Search the listing for "this" and copy every line where it appears.

- - - - - - -

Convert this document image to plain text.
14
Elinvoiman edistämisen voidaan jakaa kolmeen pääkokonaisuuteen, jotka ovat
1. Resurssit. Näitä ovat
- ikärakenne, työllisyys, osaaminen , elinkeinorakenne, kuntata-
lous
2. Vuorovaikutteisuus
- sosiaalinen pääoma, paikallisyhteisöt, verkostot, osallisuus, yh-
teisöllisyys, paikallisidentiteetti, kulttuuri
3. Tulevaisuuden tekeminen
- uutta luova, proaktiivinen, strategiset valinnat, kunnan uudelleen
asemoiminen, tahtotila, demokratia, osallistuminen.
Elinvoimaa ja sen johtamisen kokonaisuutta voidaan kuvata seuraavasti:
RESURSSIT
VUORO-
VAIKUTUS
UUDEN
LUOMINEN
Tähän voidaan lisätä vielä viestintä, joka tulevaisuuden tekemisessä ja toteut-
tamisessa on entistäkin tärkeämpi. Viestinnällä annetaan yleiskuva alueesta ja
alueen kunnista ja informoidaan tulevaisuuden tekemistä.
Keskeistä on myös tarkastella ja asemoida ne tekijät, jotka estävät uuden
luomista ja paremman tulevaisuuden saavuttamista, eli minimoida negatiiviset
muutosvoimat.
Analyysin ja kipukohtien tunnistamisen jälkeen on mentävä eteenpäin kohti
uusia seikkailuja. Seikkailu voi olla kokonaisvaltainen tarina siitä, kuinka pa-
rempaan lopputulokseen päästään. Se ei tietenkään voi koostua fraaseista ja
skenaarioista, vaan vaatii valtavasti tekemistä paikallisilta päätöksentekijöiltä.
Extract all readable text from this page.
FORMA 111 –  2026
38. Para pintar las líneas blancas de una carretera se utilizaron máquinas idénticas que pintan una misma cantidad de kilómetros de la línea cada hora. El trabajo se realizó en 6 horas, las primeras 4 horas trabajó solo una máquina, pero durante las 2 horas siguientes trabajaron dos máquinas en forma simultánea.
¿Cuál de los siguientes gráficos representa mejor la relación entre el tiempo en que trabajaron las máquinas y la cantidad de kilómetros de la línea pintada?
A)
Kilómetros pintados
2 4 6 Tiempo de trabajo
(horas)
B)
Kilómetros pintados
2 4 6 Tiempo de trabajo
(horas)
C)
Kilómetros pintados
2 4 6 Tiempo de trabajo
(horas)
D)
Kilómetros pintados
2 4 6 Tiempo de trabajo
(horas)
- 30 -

- - - - - - -

* [Result below]
Convert this document image to plain text.
Extract all readable text from this page.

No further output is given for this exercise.